Output each line exactly as it appears, skipping any embedded picture.

[Extracted records]
^^^^
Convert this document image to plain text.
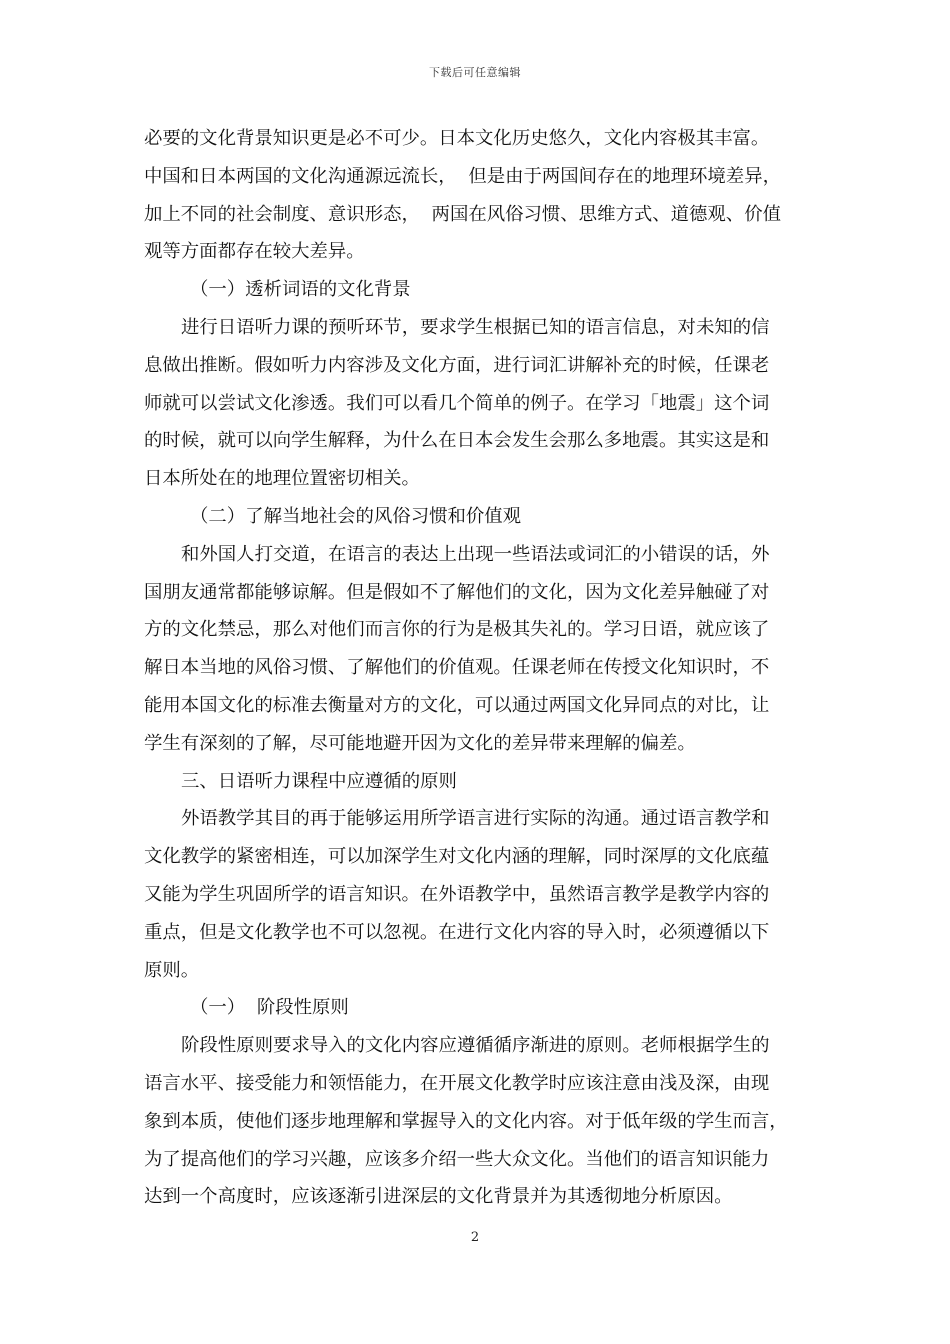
下载后可任意编辑
必要的文化背景知识更是必不可少。日本文化历史悠久，文化内容极其丰富。
中国和日本两国的文化沟通源远流长，  但是由于两国间存在的地理环境差异，
加上不同的社会制度、意识形态，  两国在风俗习惯、思维方式、道德观、价值
观等方面都存在较大差异。
（一）透析词语的文化背景
进行日语听力课的预听环节，要求学生根据已知的语言信息，对未知的信
息做出推断。假如听力内容涉及文化方面，进行词汇讲解补充的时候，任课老
师就可以尝试文化渗透。我们可以看几个简单的例子。在学习「地震」这个词
的时候，就可以向学生解释，为什么在日本会发生会那么多地震。其实这是和
日本所处在的地理位置密切相关。
（二）了解当地社会的风俗习惯和价值观
和外国人打交道，在语言的表达上出现一些语法或词汇的小错误的话，外
国朋友通常都能够谅解。但是假如不了解他们的文化，因为文化差异触碰了对
方的文化禁忌，那么对他们而言你的行为是极其失礼的。学习日语，就应该了
解日本当地的风俗习惯、了解他们的价值观。任课老师在传授文化知识时，不
能用本国文化的标准去衡量对方的文化，可以通过两国文化异同点的对比，让
学生有深刻的了解，尽可能地避开因为文化的差异带来理解的偏差。
三、日语听力课程中应遵循的原则
外语教学其目的再于能够运用所学语言进行实际的沟通。通过语言教学和
文化教学的紧密相连，可以加深学生对文化内涵的理解，同时深厚的文化底蕴
又能为学生巩固所学的语言知识。在外语教学中，虽然语言教学是教学内容的
重点，但是文化教学也不可以忽视。在进行文化内容的导入时，必须遵循以下
原则。
（一）  阶段性原则
阶段性原则要求导入的文化内容应遵循循序渐进的原则。老师根据学生的
语言水平、接受能力和领悟能力，在开展文化教学时应该注意由浅及深，由现
象到本质，使他们逐步地理解和掌握导入的文化内容。对于低年级的学生而言，
为了提高他们的学习兴趣，应该多介绍一些大众文化。当他们的语言知识能力
达到一个高度时，应该逐渐引进深层的文化背景并为其透彻地分析原因。
2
^^^^
### Result of the exercise
Convert this document image to plain text.
下载后可任意编辑
必要的文化背景知识更是必不可少。日本文化历史悠久，文化内容极其丰富。
中国和日本两国的文化沟通源远流长，  但是由于两国间存在的地理环境差异，
加上不同的社会制度、意识形态，  两国在风俗习惯、思维方式、道德观、价值
观等方面都存在较大差异。
（一）透析词语的文化背景
进行日语听力课的预听环节，要求学生根据已知的语言信息，对未知的信
息做出推断。假如听力内容涉及文化方面，进行词汇讲解补充的时候，任课老
师就可以尝试文化渗透。我们可以看几个简单的例子。在学习「地震」这个词
的时候，就可以向学生解释，为什么在日本会发生会那么多地震。其实这是和
日本所处在的地理位置密切相关。
（二）了解当地社会的风俗习惯和价值观
和外国人打交道，在语言的表达上出现一些语法或词汇的小错误的话，外
国朋友通常都能够谅解。但是假如不了解他们的文化，因为文化差异触碰了对
方的文化禁忌，那么对他们而言你的行为是极其失礼的。学习日语，就应该了
解日本当地的风俗习惯、了解他们的价值观。任课老师在传授文化知识时，不
能用本国文化的标准去衡量对方的文化，可以通过两国文化异同点的对比，让
学生有深刻的了解，尽可能地避开因为文化的差异带来理解的偏差。
三、日语听力课程中应遵循的原则
外语教学其目的再于能够运用所学语言进行实际的沟通。通过语言教学和
文化教学的紧密相连，可以加深学生对文化内涵的理解，同时深厚的文化底蕴
又能为学生巩固所学的语言知识。在外语教学中，虽然语言教学是教学内容的
重点，但是文化教学也不可以忽视。在进行文化内容的导入时，必须遵循以下
原则。
（一）  阶段性原则
阶段性原则要求导入的文化内容应遵循循序渐进的原则。老师根据学生的
语言水平、接受能力和领悟能力，在开展文化教学时应该注意由浅及深，由现
象到本质，使他们逐步地理解和掌握导入的文化内容。对于低年级的学生而言，
为了提高他们的学习兴趣，应该多介绍一些大众文化。当他们的语言知识能力
达到一个高度时，应该逐渐引进深层的文化背景并为其透彻地分析原因。
2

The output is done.